### GIVEN TEXT:
El Refugio De Potosí – A Center for Wildlife Conservation and Environmental Education

 
 


Our Whale Story

El Refugio de Potosi is custodian to the only sperm whale skeleton on display in Mexico. At 18 meters, it seems to be the largest on exhibit in the world.

Much to the dismay of the residents of Playa Blanca, the decomposing whale drifted on to the rocks in front of Guamilule in August 2009. By great fortune, PROFEPA granted us permission to collect what we wanted.  (In Mexico, all whales are protected live or dead.)  Over a period of 6 weeks, we collected the  bones, at times tying ourselves to trees and fence posts (since yes, the waves did crash over us).  We used the usual-chain saws, machetes, ropes and brute force to free the bones from the carcass and the sea. Often the impact of the waves aided us in our efforts by pushing the bones out and onto the rocks. We carried the bones over the rocks, through the mud (it was the rainy season) and toted them back to El Refugio.  (No, they did not smell good. Yes, they were very heavy.  Yes, usually it was very hot.) Applause to us, we collected 90% of the skeleton. On the days we could not collect bones, we busied ourselves scraping off the remaining flesh and debris (another charming task). Finally, we set the bones in the sun to drain; sperm whale bones are full of oil) are full of oil. In time, the sun did its work; too much in fact.  Lee Post arrived from Alaska to guide us further; did you know there was a book with directions of how to assemble a sperm whale skeleton, "The Sperm Whale Engineering Manual"? Thank you Lee!

### EXTRACTED DATA:
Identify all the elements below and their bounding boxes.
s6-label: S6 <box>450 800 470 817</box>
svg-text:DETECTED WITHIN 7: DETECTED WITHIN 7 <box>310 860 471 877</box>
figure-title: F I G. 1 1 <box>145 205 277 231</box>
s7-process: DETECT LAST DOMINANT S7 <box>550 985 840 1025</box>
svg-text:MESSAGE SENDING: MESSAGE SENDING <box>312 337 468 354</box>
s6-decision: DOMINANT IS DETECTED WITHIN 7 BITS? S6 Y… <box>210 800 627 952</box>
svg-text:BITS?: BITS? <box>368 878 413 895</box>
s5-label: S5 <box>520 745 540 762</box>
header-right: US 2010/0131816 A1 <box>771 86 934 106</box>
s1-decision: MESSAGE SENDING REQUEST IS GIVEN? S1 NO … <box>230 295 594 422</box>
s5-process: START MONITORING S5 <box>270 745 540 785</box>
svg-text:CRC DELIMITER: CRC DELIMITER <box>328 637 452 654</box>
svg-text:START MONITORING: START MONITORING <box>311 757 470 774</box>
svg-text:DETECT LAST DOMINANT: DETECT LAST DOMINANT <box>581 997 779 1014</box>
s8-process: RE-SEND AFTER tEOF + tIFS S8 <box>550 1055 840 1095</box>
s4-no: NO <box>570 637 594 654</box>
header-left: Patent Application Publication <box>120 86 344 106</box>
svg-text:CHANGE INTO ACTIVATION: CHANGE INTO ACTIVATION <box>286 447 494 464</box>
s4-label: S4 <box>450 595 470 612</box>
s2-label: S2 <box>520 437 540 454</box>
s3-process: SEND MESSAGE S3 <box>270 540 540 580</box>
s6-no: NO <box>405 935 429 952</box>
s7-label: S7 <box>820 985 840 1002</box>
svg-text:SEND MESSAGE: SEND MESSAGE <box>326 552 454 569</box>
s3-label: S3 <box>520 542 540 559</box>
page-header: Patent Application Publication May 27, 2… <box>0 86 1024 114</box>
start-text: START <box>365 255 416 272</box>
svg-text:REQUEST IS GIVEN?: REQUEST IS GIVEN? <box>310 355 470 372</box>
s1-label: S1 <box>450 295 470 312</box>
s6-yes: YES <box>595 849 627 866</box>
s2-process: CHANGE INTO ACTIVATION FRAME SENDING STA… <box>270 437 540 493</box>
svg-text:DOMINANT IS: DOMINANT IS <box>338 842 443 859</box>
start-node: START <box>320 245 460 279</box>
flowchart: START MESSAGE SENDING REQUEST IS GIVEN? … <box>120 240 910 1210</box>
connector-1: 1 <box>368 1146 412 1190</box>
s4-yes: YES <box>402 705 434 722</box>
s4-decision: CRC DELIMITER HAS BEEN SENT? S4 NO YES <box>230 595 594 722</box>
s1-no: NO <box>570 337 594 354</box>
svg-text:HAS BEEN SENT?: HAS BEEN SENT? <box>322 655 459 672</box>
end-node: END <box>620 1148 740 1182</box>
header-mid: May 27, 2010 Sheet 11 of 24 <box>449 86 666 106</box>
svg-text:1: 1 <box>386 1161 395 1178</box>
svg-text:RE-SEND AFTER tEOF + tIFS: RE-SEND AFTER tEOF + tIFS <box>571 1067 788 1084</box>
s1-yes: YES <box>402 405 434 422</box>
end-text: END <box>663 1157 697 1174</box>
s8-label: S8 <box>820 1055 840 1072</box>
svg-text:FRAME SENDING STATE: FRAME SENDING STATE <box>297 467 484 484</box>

### WORK INSTRUCTIONS:
1. Extract from the sperm whale account the passage starting at "El Refugio De Potosí" and ending at "in the world.".
2. Summarize the sperm whale account in two sentences.

### RESPONSES TO THE TASKS:
1.
El Refugio De Potosí – A Center for Wildlife Conservation and Environmental Education

 
 


Our Whale Story

El Refugio de Potosi is custodian to the only sperm whale skeleton on display in Mexico. At 18 meters, it seems to be the largest on exhibit in the world.

2. El Refugio de Potosí holds the only sperm whale skeleton on display in Mexico, which at 18 meters seems to be the largest on exhibit in the world. After the decomposing whale drifted onto the rocks in front of Guamilule in August 2009, the group received permission from PROFEPA and spent six weeks collecting 90% of the skeleton, cleaning the bones and setting them in the sun to drain, and Lee Post came from Alaska to guide them further.